Search the material and gather each line with "Anna" in it.

— Start of ROWS —

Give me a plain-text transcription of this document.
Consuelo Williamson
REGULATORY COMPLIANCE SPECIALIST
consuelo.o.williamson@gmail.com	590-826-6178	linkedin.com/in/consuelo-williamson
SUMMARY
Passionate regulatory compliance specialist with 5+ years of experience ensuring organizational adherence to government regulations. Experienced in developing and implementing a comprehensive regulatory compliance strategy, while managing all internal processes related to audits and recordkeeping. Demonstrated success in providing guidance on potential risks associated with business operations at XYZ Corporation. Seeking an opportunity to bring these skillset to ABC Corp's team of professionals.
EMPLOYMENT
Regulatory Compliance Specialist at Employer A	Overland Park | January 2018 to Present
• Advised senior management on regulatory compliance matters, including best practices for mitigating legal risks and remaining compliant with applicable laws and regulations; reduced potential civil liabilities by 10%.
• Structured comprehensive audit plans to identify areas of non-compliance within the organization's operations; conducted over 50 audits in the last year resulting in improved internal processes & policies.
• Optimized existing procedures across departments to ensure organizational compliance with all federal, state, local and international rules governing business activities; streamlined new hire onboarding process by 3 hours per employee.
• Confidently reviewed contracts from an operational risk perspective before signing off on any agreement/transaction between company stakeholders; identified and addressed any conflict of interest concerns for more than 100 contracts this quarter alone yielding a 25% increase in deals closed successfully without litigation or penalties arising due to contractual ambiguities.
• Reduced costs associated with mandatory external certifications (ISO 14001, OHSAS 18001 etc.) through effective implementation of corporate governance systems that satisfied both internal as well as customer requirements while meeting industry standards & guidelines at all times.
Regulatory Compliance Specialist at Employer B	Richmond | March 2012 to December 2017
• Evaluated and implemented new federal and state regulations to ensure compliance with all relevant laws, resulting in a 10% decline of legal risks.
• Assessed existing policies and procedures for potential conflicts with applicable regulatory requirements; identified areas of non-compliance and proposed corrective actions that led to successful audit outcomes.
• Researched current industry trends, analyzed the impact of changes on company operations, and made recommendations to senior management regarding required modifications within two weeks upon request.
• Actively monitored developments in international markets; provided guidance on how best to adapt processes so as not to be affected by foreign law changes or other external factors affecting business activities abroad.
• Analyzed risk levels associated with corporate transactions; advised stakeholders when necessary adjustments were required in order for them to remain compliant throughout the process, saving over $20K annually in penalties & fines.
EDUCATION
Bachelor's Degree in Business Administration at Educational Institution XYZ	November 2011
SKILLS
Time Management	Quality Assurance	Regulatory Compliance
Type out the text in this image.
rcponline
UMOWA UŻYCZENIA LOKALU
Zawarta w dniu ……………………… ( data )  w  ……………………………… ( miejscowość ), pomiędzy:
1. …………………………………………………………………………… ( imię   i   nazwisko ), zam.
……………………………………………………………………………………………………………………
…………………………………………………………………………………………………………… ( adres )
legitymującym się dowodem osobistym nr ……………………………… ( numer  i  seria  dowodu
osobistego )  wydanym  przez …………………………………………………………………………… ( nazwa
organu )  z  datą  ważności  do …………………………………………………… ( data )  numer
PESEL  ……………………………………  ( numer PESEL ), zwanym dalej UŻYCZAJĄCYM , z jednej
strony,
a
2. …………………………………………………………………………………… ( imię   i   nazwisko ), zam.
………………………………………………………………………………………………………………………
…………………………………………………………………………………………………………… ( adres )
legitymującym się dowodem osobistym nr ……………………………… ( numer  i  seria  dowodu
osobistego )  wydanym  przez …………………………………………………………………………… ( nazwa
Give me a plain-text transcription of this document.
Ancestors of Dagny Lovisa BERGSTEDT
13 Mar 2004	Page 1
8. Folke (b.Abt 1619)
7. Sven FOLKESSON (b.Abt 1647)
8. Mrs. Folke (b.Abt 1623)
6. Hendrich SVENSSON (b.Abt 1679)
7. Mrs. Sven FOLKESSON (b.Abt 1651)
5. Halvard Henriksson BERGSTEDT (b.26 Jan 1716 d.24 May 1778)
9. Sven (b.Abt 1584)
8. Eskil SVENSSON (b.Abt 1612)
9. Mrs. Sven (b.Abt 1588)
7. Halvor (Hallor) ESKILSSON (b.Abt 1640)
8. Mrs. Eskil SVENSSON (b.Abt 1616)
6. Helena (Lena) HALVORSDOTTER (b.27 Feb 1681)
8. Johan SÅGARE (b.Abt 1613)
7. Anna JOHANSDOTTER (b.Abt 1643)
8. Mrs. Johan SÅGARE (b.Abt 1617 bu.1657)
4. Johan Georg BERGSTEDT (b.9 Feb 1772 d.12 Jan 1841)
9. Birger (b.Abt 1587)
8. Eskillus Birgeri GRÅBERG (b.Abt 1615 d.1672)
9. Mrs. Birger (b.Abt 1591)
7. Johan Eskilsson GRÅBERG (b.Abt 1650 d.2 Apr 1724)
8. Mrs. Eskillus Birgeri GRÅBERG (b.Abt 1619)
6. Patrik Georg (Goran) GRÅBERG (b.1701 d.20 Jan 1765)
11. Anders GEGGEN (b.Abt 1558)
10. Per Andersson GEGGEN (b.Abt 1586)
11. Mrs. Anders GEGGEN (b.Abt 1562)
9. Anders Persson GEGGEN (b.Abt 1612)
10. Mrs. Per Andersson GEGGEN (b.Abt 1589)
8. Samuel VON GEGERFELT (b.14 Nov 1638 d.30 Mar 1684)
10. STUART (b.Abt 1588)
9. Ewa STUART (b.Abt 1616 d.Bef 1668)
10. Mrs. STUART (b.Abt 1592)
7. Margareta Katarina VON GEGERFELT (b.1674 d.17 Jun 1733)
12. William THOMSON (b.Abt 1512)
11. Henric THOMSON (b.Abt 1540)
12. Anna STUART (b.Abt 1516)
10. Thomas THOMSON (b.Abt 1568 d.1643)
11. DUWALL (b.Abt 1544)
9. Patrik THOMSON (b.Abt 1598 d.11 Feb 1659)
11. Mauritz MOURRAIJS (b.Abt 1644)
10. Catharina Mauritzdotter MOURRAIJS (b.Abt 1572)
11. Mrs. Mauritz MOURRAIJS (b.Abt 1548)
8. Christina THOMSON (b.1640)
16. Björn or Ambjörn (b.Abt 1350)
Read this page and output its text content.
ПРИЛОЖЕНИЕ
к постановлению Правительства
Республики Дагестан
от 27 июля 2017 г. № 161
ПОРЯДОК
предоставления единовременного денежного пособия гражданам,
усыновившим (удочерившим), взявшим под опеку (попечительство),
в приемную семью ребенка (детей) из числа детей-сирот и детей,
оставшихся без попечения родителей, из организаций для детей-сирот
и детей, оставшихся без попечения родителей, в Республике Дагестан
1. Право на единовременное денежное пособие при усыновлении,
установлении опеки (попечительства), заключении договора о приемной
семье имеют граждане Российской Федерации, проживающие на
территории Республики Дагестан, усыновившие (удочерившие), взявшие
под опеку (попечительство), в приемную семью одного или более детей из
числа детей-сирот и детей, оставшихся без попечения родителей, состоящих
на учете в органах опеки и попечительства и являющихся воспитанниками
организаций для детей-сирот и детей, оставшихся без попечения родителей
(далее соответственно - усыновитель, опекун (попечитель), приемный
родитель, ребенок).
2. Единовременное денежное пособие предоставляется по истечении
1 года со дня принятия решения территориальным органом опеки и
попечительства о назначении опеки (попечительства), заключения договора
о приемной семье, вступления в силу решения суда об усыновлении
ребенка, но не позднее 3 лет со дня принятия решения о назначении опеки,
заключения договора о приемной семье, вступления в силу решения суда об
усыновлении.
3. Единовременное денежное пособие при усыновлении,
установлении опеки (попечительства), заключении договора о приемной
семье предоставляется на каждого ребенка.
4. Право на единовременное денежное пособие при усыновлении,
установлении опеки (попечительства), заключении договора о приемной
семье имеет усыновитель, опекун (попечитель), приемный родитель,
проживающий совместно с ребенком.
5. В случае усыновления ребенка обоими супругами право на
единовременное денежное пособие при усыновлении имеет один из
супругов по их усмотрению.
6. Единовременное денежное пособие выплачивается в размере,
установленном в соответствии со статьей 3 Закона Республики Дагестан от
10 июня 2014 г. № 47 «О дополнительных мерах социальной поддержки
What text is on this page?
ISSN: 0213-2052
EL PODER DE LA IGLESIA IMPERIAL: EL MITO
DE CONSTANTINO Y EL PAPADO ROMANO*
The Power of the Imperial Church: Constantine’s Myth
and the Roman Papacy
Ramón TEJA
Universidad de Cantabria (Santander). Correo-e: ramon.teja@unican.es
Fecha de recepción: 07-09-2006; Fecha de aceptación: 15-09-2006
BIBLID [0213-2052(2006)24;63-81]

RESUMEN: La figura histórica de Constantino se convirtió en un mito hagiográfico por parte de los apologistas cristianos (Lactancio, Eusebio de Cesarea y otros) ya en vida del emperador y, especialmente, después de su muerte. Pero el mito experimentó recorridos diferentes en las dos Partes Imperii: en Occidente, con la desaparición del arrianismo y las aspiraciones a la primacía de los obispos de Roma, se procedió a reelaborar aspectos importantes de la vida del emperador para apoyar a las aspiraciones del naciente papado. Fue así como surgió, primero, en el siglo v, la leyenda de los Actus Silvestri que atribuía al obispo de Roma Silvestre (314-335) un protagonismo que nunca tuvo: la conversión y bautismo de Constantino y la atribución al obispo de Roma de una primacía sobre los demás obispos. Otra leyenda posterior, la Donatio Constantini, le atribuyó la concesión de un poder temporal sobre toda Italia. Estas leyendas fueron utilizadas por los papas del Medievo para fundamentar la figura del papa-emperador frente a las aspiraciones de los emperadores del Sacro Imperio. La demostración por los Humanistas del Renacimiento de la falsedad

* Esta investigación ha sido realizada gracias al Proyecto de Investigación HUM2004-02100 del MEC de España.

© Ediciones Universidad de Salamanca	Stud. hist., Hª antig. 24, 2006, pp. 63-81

— End of ROWS —

COMPLETE RESPONSE:
7. Anna JOHANSDOTTER (b.Abt 1643)
12. Anna STUART (b.Abt 1516)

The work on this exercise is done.